** Your instructions **
Take the data that follows and retype it word for word.

Stored entries
........
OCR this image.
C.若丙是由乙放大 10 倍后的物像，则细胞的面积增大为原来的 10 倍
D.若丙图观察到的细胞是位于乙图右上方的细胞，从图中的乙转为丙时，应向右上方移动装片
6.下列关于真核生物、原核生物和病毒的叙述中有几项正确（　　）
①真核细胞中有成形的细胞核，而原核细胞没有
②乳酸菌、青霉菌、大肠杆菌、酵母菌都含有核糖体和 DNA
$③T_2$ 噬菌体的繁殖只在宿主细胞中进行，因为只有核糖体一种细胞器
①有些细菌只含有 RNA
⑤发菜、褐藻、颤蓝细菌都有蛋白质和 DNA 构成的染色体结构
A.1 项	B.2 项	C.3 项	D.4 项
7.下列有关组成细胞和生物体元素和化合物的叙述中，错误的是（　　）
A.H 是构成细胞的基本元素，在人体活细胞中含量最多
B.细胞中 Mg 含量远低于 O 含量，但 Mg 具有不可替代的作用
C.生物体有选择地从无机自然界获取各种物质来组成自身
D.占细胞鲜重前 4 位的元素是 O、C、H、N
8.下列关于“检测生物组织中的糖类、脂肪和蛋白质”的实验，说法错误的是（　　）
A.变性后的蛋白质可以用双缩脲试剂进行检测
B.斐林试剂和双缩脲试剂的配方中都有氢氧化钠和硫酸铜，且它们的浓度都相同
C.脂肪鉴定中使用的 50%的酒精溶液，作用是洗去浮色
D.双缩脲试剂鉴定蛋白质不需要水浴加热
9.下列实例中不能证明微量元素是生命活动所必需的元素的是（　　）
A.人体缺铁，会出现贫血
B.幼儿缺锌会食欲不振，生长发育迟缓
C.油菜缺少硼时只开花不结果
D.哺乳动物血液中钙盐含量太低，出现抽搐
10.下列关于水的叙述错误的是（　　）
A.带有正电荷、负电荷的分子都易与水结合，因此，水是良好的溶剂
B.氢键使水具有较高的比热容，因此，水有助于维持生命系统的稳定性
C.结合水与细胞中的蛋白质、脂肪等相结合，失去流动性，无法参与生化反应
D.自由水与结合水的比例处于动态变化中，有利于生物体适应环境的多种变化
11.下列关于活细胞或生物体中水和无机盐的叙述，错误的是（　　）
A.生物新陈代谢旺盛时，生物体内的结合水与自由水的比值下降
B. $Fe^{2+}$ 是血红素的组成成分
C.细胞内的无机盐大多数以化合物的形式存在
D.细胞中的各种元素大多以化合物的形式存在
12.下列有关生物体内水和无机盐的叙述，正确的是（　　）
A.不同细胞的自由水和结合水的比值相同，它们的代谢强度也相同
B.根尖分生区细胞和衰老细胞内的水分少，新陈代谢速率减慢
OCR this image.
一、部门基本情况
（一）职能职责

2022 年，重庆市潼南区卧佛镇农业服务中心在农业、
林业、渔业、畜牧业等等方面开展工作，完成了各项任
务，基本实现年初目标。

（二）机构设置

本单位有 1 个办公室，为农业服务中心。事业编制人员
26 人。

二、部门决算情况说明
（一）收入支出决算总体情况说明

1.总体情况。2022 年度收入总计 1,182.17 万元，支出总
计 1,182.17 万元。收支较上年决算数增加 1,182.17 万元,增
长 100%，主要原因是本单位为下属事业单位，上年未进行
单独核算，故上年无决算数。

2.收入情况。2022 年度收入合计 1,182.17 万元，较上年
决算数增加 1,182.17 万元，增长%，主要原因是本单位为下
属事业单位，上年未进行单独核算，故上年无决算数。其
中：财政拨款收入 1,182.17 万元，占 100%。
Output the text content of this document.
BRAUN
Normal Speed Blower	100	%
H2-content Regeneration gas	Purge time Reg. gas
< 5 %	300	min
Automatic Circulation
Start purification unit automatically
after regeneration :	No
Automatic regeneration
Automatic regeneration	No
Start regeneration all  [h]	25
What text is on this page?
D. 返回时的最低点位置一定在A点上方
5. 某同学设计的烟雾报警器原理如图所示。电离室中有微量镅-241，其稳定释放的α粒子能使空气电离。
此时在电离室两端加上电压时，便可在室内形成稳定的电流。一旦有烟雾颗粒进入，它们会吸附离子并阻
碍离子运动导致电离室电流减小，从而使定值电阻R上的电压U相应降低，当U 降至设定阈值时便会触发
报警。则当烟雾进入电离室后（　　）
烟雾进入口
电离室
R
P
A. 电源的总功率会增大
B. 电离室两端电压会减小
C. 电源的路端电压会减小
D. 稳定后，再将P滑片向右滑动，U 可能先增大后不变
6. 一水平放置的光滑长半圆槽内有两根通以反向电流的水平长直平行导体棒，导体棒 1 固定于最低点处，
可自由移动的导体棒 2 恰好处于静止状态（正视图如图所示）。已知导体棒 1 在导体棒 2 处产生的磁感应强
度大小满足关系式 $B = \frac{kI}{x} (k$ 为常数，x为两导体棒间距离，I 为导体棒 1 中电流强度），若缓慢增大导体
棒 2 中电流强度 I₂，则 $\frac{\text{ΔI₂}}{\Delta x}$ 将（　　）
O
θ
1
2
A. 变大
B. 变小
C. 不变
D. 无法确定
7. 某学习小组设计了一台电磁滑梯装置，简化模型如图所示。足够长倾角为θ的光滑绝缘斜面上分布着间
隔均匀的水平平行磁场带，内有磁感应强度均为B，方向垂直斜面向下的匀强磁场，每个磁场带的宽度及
........
** Output of the exercise **
OCR this image.
C.若丙是由乙放大 10 倍后的物像，则细胞的面积增大为原来的 10 倍
D.若丙图观察到的细胞是位于乙图右上方的细胞，从图中的乙转为丙时，应向右上方移动装片
6.下列关于真核生物、原核生物和病毒的叙述中有几项正确（　　）
①真核细胞中有成形的细胞核，而原核细胞没有
②乳酸菌、青霉菌、大肠杆菌、酵母菌都含有核糖体和 DNA
$③T_2$ 噬菌体的繁殖只在宿主细胞中进行，因为只有核糖体一种细胞器
①有些细菌只含有 RNA
⑤发菜、褐藻、颤蓝细菌都有蛋白质和 DNA 构成的染色体结构
A.1 项	B.2 项	C.3 项	D.4 项
7.下列有关组成细胞和生物体元素和化合物的叙述中，错误的是（　　）
A.H 是构成细胞的基本元素，在人体活细胞中含量最多
B.细胞中 Mg 含量远低于 O 含量，但 Mg 具有不可替代的作用
C.生物体有选择地从无机自然界获取各种物质来组成自身
D.占细胞鲜重前 4 位的元素是 O、C、H、N
8.下列关于“检测生物组织中的糖类、脂肪和蛋白质”的实验，说法错误的是（　　）
A.变性后的蛋白质可以用双缩脲试剂进行检测
B.斐林试剂和双缩脲试剂的配方中都有氢氧化钠和硫酸铜，且它们的浓度都相同
C.脂肪鉴定中使用的 50%的酒精溶液，作用是洗去浮色
D.双缩脲试剂鉴定蛋白质不需要水浴加热
9.下列实例中不能证明微量元素是生命活动所必需的元素的是（　　）
A.人体缺铁，会出现贫血
B.幼儿缺锌会食欲不振，生长发育迟缓
C.油菜缺少硼时只开花不结果
D.哺乳动物血液中钙盐含量太低，出现抽搐
10.下列关于水的叙述错误的是（　　）
A.带有正电荷、负电荷的分子都易与水结合，因此，水是良好的溶剂
B.氢键使水具有较高的比热容，因此，水有助于维持生命系统的稳定性
C.结合水与细胞中的蛋白质、脂肪等相结合，失去流动性，无法参与生化反应
D.自由水与结合水的比例处于动态变化中，有利于生物体适应环境的多种变化
11.下列关于活细胞或生物体中水和无机盐的叙述，错误的是（　　）
A.生物新陈代谢旺盛时，生物体内的结合水与自由水的比值下降
B. $Fe^{2+}$ 是血红素的组成成分
C.细胞内的无机盐大多数以化合物的形式存在
D.细胞中的各种元素大多以化合物的形式存在
12.下列有关生物体内水和无机盐的叙述，正确的是（　　）
A.不同细胞的自由水和结合水的比值相同，它们的代谢强度也相同
B.根尖分生区细胞和衰老细胞内的水分少，新陈代谢速率减慢
OCR this image.
一、部门基本情况
（一）职能职责

2022 年，重庆市潼南区卧佛镇农业服务中心在农业、
林业、渔业、畜牧业等等方面开展工作，完成了各项任
务，基本实现年初目标。

（二）机构设置

本单位有 1 个办公室，为农业服务中心。事业编制人员
26 人。

二、部门决算情况说明
（一）收入支出决算总体情况说明

1.总体情况。2022 年度收入总计 1,182.17 万元，支出总
计 1,182.17 万元。收支较上年决算数增加 1,182.17 万元,增
长 100%，主要原因是本单位为下属事业单位，上年未进行
单独核算，故上年无决算数。

2.收入情况。2022 年度收入合计 1,182.17 万元，较上年
决算数增加 1,182.17 万元，增长%，主要原因是本单位为下
属事业单位，上年未进行单独核算，故上年无决算数。其
中：财政拨款收入 1,182.17 万元，占 100%。
Output the text content of this document.
BRAUN
Normal Speed Blower	100	%
H2-content Regeneration gas	Purge time Reg. gas
< 5 %	300	min
Automatic Circulation
Start purification unit automatically
after regeneration :	No
Automatic regeneration
Automatic regeneration	No
Start regeneration all  [h]	25
What text is on this page?
D. 返回时的最低点位置一定在A点上方
5. 某同学设计的烟雾报警器原理如图所示。电离室中有微量镅-241，其稳定释放的α粒子能使空气电离。
此时在电离室两端加上电压时，便可在室内形成稳定的电流。一旦有烟雾颗粒进入，它们会吸附离子并阻
碍离子运动导致电离室电流减小，从而使定值电阻R上的电压U相应降低，当U 降至设定阈值时便会触发
报警。则当烟雾进入电离室后（　　）
烟雾进入口
电离室
R
P
A. 电源的总功率会增大
B. 电离室两端电压会减小
C. 电源的路端电压会减小
D. 稳定后，再将P滑片向右滑动，U 可能先增大后不变
6. 一水平放置的光滑长半圆槽内有两根通以反向电流的水平长直平行导体棒，导体棒 1 固定于最低点处，
可自由移动的导体棒 2 恰好处于静止状态（正视图如图所示）。已知导体棒 1 在导体棒 2 处产生的磁感应强
度大小满足关系式 $B = \frac{kI}{x} (k$ 为常数，x为两导体棒间距离，I 为导体棒 1 中电流强度），若缓慢增大导体
棒 2 中电流强度 I₂，则 $\frac{\text{ΔI₂}}{\Delta x}$ 将（　　）
O
θ
1
2
A. 变大
B. 变小
C. 不变
D. 无法确定
7. 某学习小组设计了一台电磁滑梯装置，简化模型如图所示。足够长倾角为θ的光滑绝缘斜面上分布着间
隔均匀的水平平行磁场带，内有磁感应强度均为B，方向垂直斜面向下的匀强磁场，每个磁场带的宽度及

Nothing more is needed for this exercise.